State the number of lines, and only that number, in which the word "screenshot" appears.

○ ○ ○ ○

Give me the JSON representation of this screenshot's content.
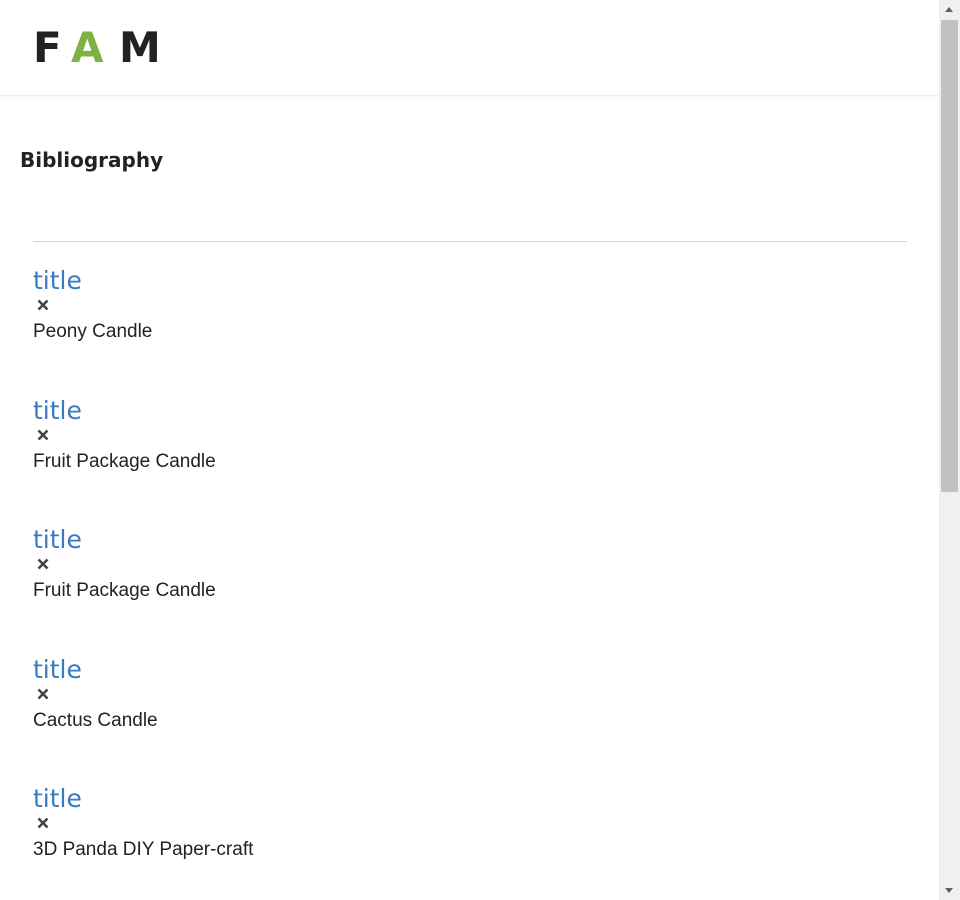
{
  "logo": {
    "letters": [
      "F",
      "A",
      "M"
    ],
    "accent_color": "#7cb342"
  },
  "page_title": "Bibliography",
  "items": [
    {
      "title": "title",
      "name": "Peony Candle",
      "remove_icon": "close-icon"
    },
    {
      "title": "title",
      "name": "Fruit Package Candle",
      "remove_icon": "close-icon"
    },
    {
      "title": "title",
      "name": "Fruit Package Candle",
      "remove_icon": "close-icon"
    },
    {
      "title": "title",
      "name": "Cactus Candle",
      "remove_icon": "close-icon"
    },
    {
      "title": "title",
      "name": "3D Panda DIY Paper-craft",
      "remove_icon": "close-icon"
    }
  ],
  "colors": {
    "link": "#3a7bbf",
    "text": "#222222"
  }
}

○ ○ ○ ○

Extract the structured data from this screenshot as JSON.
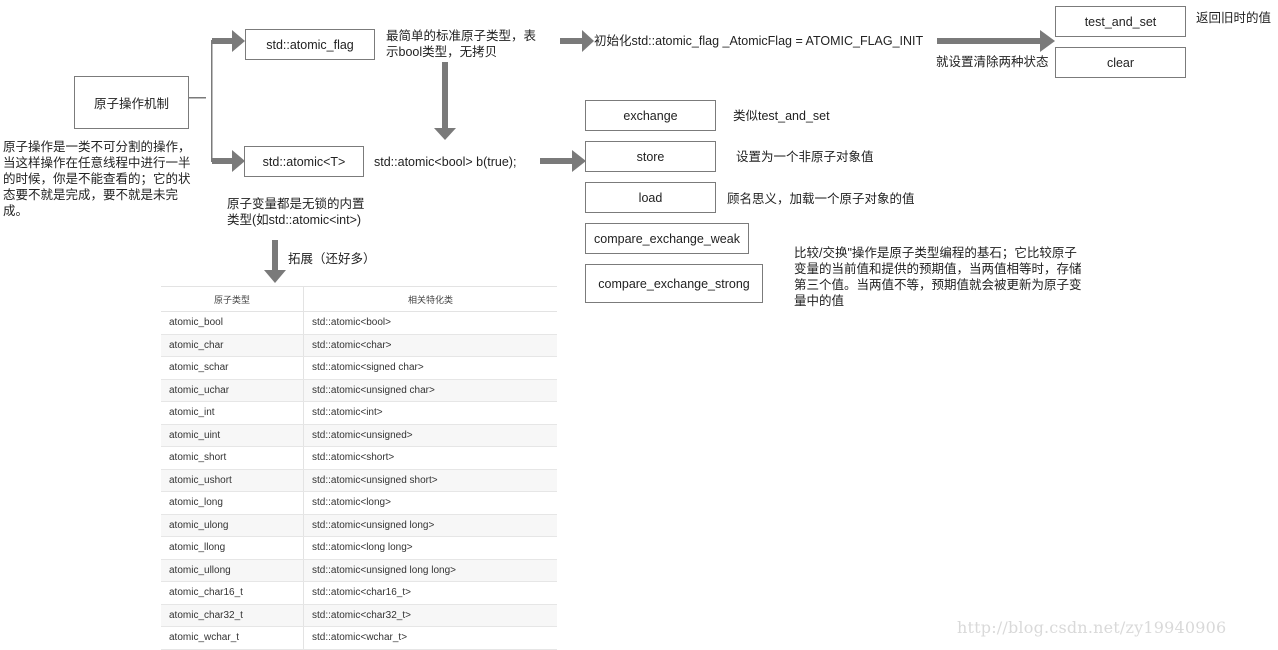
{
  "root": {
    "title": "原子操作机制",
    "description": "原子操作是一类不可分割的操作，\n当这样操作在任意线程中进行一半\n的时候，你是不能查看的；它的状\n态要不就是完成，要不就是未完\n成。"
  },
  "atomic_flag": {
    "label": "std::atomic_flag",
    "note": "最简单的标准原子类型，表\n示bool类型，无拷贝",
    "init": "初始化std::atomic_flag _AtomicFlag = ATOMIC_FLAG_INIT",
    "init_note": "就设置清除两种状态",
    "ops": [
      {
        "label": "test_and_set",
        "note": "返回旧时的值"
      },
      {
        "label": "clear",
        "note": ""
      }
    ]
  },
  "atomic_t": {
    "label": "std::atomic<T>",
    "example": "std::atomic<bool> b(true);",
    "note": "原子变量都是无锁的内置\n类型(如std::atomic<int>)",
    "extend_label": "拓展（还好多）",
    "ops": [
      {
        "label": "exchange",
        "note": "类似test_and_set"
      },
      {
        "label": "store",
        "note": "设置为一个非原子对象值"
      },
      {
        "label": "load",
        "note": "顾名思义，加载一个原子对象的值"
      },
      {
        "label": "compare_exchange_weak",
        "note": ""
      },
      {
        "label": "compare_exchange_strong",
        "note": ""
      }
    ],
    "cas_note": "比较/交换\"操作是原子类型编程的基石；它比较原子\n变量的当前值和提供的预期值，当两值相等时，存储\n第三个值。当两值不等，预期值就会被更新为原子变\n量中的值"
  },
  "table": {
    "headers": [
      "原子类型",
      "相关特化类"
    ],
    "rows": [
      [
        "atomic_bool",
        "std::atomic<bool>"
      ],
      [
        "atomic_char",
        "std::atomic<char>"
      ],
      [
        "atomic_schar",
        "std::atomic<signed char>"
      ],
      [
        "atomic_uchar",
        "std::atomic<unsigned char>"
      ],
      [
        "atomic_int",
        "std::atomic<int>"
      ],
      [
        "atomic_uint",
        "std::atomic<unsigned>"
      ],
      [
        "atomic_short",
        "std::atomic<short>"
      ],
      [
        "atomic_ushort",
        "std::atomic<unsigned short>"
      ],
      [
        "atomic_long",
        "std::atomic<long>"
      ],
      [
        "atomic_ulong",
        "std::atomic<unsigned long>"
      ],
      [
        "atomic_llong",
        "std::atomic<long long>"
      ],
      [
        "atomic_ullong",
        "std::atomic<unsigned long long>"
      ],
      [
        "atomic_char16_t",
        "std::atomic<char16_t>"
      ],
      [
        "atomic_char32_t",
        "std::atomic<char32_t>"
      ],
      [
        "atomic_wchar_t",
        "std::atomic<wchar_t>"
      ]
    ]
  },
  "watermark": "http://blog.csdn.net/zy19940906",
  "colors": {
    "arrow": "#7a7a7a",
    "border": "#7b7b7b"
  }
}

○ ○ ○ ○

> [Response below] 2